---- Available data
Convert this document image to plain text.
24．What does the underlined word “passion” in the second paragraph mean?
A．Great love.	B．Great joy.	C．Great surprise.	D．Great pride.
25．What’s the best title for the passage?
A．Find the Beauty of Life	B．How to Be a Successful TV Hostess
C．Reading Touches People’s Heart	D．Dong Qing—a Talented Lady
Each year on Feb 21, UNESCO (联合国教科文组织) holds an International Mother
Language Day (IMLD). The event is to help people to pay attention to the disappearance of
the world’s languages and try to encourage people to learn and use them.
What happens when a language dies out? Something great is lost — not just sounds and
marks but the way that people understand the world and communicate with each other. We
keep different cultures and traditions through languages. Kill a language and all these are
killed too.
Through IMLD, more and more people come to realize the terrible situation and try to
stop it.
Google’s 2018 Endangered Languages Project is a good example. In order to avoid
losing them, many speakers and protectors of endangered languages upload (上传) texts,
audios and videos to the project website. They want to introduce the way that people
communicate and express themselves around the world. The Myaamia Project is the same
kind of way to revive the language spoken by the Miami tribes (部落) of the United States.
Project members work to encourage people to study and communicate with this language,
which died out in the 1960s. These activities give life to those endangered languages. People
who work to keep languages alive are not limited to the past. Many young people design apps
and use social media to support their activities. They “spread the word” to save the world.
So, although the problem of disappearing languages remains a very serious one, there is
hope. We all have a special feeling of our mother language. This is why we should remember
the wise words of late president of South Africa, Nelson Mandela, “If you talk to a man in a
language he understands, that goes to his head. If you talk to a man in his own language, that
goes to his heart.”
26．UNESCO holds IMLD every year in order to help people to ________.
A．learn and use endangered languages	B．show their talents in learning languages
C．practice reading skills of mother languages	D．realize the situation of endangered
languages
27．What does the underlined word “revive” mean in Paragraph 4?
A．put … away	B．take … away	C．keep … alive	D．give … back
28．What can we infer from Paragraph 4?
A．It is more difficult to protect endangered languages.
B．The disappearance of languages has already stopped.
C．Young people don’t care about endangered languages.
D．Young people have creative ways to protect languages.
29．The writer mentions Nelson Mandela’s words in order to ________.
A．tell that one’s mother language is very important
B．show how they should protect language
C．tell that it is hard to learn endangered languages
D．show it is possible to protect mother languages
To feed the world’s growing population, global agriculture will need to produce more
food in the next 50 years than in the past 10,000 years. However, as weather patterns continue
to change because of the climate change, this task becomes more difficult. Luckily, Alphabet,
--------
Problem to solve: The whole listing above needs to be written out again exactly.

The completed task:
Convert this document image to plain text.
24．What does the underlined word “passion” in the second paragraph mean?
A．Great love.	B．Great joy.	C．Great surprise.	D．Great pride.
25．What’s the best title for the passage?
A．Find the Beauty of Life	B．How to Be a Successful TV Hostess
C．Reading Touches People’s Heart	D．Dong Qing—a Talented Lady
Each year on Feb 21, UNESCO (联合国教科文组织) holds an International Mother
Language Day (IMLD). The event is to help people to pay attention to the disappearance of
the world’s languages and try to encourage people to learn and use them.
What happens when a language dies out? Something great is lost — not just sounds and
marks but the way that people understand the world and communicate with each other. We
keep different cultures and traditions through languages. Kill a language and all these are
killed too.
Through IMLD, more and more people come to realize the terrible situation and try to
stop it.
Google’s 2018 Endangered Languages Project is a good example. In order to avoid
losing them, many speakers and protectors of endangered languages upload (上传) texts,
audios and videos to the project website. They want to introduce the way that people
communicate and express themselves around the world. The Myaamia Project is the same
kind of way to revive the language spoken by the Miami tribes (部落) of the United States.
Project members work to encourage people to study and communicate with this language,
which died out in the 1960s. These activities give life to those endangered languages. People
who work to keep languages alive are not limited to the past. Many young people design apps
and use social media to support their activities. They “spread the word” to save the world.
So, although the problem of disappearing languages remains a very serious one, there is
hope. We all have a special feeling of our mother language. This is why we should remember
the wise words of late president of South Africa, Nelson Mandela, “If you talk to a man in a
language he understands, that goes to his head. If you talk to a man in his own language, that
goes to his heart.”
26．UNESCO holds IMLD every year in order to help people to ________.
A．learn and use endangered languages	B．show their talents in learning languages
C．practice reading skills of mother languages	D．realize the situation of endangered
languages
27．What does the underlined word “revive” mean in Paragraph 4?
A．put … away	B．take … away	C．keep … alive	D．give … back
28．What can we infer from Paragraph 4?
A．It is more difficult to protect endangered languages.
B．The disappearance of languages has already stopped.
C．Young people don’t care about endangered languages.
D．Young people have creative ways to protect languages.
29．The writer mentions Nelson Mandela’s words in order to ________.
A．tell that one’s mother language is very important
B．show how they should protect language
C．tell that it is hard to learn endangered languages
D．show it is possible to protect mother languages
To feed the world’s growing population, global agriculture will need to produce more
food in the next 50 years than in the past 10,000 years. However, as weather patterns continue
to change because of the climate change, this task becomes more difficult. Luckily, Alphabet,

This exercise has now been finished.